··· Information supplied

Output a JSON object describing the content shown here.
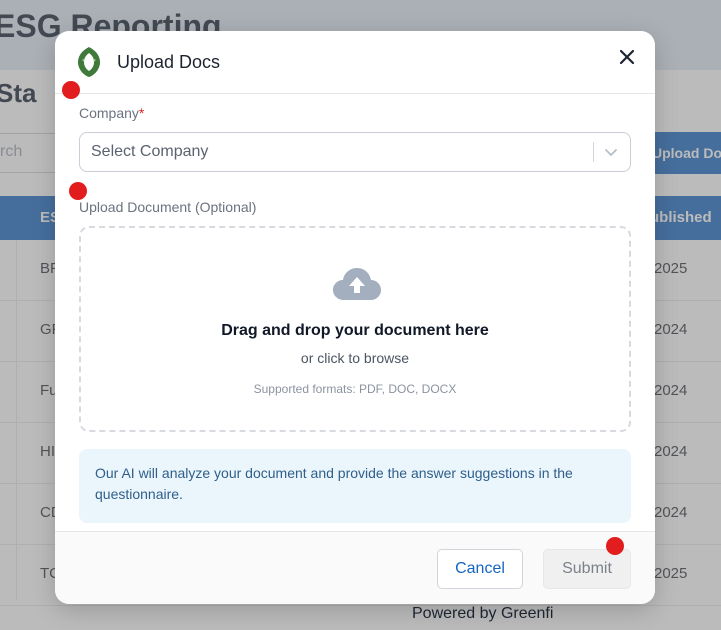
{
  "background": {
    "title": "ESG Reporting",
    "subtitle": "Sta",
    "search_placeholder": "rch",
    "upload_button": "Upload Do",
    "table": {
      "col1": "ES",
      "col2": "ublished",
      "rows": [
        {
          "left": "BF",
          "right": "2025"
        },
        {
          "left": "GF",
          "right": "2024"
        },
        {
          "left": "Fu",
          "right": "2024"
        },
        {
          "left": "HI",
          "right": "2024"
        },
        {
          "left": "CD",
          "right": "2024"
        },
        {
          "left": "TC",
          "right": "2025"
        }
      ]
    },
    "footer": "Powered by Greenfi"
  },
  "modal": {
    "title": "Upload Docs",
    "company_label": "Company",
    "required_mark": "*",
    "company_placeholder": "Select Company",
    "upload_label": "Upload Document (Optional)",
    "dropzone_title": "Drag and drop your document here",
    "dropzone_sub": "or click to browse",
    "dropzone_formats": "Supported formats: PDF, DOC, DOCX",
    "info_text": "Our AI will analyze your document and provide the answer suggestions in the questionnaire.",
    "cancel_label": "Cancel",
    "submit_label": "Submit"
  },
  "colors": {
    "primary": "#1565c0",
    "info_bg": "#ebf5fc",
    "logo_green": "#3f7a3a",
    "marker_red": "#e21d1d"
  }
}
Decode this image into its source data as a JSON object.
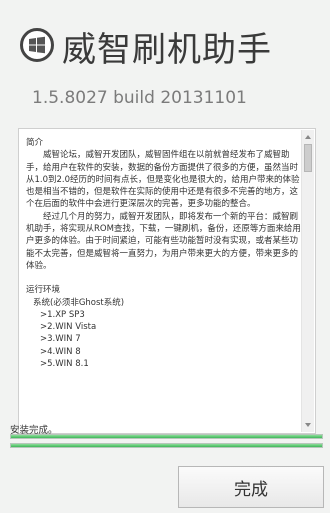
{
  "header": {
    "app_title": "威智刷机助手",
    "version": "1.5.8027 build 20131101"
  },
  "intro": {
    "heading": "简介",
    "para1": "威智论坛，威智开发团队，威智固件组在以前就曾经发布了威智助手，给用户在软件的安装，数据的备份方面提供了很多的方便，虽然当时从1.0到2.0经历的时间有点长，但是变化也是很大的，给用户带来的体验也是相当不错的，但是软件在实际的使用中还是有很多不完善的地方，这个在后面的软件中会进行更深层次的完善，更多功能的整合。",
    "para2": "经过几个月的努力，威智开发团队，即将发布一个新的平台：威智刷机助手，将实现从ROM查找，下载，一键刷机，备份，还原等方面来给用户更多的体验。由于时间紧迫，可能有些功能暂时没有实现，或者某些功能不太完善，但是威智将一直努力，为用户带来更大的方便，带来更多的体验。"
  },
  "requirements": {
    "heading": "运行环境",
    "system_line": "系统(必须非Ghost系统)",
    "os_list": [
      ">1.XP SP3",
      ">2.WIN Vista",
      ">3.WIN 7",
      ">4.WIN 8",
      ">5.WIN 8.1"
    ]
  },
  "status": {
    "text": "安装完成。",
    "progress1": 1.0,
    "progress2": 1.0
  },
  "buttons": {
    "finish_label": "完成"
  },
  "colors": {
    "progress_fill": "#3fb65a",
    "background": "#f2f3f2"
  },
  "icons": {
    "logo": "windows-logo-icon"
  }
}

······

_Problem statement:_
Take every line from the records above that has the word "here" and copy it.

_Response:_
Output a JSON object describing the content shown here.
    "dropzone_title": "Drag and drop your document here",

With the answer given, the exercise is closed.